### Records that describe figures
============

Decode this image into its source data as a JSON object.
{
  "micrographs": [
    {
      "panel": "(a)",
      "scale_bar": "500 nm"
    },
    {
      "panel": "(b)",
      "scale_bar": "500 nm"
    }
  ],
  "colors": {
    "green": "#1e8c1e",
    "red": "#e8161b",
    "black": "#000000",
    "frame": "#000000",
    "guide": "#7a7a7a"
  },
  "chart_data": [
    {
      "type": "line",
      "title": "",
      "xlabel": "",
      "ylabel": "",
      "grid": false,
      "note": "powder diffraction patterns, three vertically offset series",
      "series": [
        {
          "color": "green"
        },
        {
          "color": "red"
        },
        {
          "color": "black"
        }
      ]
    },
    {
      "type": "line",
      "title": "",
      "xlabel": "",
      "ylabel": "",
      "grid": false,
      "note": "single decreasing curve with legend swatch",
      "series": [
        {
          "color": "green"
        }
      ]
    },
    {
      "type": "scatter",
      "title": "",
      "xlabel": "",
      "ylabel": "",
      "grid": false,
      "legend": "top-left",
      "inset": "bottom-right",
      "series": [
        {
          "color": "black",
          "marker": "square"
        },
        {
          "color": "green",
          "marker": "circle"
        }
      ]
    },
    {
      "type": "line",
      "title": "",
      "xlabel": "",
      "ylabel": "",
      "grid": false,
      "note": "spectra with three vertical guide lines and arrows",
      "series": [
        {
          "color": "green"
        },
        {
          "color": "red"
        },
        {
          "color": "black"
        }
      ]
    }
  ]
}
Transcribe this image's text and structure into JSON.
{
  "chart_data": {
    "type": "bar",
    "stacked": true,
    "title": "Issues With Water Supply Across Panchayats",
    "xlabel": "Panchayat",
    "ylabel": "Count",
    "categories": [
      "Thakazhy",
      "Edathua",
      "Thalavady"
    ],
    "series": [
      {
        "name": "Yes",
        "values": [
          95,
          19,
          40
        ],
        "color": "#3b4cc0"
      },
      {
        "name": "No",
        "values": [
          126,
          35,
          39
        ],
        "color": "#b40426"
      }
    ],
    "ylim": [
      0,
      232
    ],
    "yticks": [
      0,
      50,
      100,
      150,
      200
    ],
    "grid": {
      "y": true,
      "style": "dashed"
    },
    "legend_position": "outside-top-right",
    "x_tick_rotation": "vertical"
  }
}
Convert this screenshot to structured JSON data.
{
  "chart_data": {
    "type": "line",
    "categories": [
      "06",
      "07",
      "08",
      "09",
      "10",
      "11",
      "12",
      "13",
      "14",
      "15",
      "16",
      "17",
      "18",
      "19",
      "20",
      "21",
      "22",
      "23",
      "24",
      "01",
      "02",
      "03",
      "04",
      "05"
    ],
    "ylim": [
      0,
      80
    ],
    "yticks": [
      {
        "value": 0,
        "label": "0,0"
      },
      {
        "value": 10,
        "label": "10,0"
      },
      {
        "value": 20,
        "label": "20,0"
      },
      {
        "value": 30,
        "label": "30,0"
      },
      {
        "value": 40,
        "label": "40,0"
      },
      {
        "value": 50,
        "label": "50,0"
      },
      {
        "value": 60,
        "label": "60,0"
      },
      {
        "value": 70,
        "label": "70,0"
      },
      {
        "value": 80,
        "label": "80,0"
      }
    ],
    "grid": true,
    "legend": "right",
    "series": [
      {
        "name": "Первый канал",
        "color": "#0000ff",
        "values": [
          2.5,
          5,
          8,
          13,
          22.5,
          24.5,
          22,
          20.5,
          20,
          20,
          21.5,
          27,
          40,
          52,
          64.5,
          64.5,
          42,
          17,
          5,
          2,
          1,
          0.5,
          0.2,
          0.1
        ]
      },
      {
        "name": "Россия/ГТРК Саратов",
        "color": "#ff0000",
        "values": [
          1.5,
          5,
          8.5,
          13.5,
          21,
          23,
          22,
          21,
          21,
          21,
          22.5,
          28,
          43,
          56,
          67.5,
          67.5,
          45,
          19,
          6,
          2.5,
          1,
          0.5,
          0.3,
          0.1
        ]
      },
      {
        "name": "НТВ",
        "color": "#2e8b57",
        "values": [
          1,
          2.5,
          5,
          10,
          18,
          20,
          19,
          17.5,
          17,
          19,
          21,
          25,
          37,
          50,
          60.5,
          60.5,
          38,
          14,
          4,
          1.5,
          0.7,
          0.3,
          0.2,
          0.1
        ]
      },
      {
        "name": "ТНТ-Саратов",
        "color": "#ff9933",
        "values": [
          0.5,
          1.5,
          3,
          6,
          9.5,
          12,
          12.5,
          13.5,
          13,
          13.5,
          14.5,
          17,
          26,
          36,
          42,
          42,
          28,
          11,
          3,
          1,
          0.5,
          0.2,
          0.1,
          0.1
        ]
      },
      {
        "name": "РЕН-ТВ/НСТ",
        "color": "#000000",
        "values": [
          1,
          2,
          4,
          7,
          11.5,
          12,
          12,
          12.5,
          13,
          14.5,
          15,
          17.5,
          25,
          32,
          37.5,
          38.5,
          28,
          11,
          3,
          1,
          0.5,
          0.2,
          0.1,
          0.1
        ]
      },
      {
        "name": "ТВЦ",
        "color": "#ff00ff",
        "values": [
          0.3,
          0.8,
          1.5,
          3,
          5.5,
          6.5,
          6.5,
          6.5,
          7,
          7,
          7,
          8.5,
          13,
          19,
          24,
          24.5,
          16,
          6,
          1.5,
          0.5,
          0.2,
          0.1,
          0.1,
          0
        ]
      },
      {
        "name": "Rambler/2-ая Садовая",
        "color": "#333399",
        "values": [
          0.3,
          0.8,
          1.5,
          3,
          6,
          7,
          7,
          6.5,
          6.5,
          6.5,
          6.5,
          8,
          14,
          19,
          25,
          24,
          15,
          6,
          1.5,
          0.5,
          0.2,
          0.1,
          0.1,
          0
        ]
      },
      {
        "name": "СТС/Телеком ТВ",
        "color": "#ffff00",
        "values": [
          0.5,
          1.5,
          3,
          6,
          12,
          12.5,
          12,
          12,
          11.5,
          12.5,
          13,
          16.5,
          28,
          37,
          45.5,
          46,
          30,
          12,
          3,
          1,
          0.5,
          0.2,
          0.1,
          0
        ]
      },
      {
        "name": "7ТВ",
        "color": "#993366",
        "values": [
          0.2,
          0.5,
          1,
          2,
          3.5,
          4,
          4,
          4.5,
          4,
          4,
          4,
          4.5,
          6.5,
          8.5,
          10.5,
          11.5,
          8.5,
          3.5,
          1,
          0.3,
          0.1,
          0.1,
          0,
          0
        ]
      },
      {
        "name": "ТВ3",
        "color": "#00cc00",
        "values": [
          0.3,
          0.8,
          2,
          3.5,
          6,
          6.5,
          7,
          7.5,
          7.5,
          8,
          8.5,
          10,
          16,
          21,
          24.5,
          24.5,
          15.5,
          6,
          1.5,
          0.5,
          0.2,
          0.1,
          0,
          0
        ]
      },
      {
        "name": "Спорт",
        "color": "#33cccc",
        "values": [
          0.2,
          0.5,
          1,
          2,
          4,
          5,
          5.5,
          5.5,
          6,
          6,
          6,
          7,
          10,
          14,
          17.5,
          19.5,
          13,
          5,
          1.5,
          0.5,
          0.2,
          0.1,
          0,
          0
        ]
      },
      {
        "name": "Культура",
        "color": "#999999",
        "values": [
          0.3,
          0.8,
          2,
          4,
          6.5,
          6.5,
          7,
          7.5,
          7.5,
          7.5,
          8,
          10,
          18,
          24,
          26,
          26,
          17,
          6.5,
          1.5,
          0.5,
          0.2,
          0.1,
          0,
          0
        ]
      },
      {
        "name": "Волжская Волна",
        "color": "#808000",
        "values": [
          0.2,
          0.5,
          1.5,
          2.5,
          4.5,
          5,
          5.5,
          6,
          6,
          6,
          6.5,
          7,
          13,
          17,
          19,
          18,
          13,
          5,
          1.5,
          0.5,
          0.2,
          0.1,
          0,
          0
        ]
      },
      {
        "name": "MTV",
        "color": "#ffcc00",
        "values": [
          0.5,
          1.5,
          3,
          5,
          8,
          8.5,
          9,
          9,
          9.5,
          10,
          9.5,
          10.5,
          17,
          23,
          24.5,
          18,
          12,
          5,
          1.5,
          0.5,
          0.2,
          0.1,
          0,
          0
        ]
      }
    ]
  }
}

============

### SHORT PROBLEM
Show every line of the records above that contains the word "guide".

### EXERCISE RESPONSE
    "guide": "#7a7a7a"
      "note": "spectra with three vertical guide lines and arrows",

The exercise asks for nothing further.